■ **What the task requires**: Among the records below, find each line that includes the string "name" and copy it.

■ **Records for this exercise**:
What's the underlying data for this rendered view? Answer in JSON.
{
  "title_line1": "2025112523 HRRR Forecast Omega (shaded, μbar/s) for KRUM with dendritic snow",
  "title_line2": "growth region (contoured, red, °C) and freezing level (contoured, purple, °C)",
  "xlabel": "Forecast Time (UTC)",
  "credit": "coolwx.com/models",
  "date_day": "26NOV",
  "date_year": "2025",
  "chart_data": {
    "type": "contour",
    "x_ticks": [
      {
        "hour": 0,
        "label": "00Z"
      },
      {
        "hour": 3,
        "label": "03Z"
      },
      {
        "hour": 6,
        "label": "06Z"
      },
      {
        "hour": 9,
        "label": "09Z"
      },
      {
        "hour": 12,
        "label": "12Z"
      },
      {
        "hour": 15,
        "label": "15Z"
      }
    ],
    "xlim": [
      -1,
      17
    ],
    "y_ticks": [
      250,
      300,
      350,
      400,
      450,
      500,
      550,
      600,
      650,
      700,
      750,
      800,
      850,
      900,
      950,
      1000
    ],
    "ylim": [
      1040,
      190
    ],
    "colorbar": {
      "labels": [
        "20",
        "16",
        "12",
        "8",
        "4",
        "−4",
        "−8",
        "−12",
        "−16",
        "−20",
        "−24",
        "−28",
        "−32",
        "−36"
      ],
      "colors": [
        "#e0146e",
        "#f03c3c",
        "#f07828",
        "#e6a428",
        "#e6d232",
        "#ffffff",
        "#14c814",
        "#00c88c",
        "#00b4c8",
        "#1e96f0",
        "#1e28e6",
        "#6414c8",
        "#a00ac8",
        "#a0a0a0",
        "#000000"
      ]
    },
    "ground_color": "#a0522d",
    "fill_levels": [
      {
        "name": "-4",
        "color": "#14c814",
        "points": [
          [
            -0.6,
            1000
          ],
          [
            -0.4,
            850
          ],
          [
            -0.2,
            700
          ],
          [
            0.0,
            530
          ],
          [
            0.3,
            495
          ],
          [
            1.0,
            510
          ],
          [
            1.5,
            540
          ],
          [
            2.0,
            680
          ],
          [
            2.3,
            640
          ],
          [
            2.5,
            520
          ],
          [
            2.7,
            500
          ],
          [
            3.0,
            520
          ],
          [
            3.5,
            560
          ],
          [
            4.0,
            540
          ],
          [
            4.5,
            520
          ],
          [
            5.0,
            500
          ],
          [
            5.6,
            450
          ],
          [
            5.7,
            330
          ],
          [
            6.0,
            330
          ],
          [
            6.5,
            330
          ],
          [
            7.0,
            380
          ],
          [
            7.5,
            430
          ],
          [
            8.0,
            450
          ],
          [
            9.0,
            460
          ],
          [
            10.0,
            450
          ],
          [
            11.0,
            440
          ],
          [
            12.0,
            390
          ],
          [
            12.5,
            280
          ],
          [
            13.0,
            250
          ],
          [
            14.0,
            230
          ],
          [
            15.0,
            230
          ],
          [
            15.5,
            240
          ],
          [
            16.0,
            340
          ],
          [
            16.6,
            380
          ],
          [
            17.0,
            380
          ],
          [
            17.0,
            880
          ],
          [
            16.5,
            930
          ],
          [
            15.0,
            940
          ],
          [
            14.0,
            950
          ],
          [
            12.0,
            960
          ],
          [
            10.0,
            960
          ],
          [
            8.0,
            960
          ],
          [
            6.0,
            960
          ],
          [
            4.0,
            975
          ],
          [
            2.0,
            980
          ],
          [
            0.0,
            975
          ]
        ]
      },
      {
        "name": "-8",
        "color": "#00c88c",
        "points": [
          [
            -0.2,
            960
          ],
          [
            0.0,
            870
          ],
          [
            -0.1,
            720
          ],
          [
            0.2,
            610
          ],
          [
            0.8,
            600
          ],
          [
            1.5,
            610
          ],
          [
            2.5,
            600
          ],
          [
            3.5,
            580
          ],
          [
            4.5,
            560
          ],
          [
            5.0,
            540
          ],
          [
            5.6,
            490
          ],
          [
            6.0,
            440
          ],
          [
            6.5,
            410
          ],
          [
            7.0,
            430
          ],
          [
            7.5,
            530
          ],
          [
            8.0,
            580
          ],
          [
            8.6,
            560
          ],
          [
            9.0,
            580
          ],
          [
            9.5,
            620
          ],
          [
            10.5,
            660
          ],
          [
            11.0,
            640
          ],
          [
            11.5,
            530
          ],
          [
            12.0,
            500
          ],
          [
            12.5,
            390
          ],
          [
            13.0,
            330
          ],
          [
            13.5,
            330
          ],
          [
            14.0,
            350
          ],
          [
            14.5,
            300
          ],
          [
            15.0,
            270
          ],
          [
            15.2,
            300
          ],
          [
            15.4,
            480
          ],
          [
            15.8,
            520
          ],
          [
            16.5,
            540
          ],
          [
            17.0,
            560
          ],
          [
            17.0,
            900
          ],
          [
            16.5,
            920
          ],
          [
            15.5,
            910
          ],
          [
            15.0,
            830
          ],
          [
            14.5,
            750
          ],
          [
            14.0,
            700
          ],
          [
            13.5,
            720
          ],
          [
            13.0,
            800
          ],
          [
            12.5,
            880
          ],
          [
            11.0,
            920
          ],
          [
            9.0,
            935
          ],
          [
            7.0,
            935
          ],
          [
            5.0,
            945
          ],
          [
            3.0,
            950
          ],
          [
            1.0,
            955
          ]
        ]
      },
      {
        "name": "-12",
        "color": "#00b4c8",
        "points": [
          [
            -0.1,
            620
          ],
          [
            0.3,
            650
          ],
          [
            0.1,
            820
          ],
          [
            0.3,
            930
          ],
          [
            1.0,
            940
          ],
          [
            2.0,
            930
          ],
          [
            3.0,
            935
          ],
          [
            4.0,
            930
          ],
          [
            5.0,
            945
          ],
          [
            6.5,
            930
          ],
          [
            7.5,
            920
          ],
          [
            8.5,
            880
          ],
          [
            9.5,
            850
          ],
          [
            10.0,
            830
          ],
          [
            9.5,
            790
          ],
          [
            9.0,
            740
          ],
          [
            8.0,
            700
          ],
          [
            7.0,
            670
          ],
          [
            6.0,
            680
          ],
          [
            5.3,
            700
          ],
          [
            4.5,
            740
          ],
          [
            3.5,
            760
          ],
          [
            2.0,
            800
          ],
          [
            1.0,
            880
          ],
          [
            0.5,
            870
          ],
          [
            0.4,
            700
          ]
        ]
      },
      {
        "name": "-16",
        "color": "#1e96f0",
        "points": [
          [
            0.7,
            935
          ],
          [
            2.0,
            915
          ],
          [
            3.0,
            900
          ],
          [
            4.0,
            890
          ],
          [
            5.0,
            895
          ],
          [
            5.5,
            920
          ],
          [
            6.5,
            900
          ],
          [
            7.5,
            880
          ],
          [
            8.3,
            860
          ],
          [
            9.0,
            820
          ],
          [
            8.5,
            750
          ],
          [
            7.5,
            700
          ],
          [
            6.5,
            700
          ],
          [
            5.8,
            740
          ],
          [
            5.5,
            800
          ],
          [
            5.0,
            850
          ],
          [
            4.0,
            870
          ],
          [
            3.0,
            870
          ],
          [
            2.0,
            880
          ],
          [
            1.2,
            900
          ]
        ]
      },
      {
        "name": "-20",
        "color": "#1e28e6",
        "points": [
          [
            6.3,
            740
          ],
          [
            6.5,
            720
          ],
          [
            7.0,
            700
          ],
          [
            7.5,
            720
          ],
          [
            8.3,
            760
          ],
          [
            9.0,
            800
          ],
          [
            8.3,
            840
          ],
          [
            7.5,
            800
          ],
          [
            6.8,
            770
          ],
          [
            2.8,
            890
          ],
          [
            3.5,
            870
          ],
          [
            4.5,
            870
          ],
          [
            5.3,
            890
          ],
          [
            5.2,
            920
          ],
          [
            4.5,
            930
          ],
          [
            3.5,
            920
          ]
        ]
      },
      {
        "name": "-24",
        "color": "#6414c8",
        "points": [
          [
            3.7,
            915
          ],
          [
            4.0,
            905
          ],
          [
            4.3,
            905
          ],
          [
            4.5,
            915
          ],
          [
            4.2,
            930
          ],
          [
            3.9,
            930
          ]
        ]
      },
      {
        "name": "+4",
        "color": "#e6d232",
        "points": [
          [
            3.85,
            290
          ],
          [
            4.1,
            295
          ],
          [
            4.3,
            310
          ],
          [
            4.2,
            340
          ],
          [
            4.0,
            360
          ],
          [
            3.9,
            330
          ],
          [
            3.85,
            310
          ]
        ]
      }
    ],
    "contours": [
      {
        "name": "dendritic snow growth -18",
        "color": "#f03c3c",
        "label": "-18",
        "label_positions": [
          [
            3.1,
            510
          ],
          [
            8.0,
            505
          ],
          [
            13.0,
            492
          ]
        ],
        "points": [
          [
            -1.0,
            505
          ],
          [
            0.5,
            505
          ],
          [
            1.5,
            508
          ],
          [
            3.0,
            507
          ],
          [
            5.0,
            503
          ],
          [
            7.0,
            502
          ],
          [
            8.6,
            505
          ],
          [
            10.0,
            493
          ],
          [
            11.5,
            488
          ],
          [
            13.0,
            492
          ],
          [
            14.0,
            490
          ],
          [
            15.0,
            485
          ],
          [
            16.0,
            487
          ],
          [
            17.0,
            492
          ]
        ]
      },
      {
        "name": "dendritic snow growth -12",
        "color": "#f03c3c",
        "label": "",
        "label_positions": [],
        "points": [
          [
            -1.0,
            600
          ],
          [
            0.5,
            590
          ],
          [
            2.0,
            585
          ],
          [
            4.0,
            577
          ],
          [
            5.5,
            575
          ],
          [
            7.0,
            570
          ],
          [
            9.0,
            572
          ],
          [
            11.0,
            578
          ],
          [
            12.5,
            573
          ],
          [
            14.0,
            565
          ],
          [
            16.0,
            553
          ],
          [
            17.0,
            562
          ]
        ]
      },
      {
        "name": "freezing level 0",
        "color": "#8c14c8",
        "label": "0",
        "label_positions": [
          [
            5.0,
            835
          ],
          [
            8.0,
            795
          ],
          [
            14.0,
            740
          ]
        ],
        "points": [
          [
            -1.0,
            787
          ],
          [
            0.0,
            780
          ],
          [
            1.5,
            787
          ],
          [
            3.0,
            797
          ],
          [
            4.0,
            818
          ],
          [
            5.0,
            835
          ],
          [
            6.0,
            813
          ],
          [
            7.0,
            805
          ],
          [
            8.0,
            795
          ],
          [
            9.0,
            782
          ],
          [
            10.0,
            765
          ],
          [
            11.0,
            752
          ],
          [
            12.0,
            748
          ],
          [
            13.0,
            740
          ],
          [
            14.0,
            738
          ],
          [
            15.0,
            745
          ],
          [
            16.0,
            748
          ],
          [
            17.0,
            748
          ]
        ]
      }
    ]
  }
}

■ **Solution to this problem**:
        "name": "-4",
        "name": "-8",
        "name": "-12",
        "name": "-16",
        "name": "-20",
        "name": "-24",
        "name": "+4",
        "name": "dendritic snow growth -18",
        "name": "dendritic snow growth -12",
        "name": "freezing level 0",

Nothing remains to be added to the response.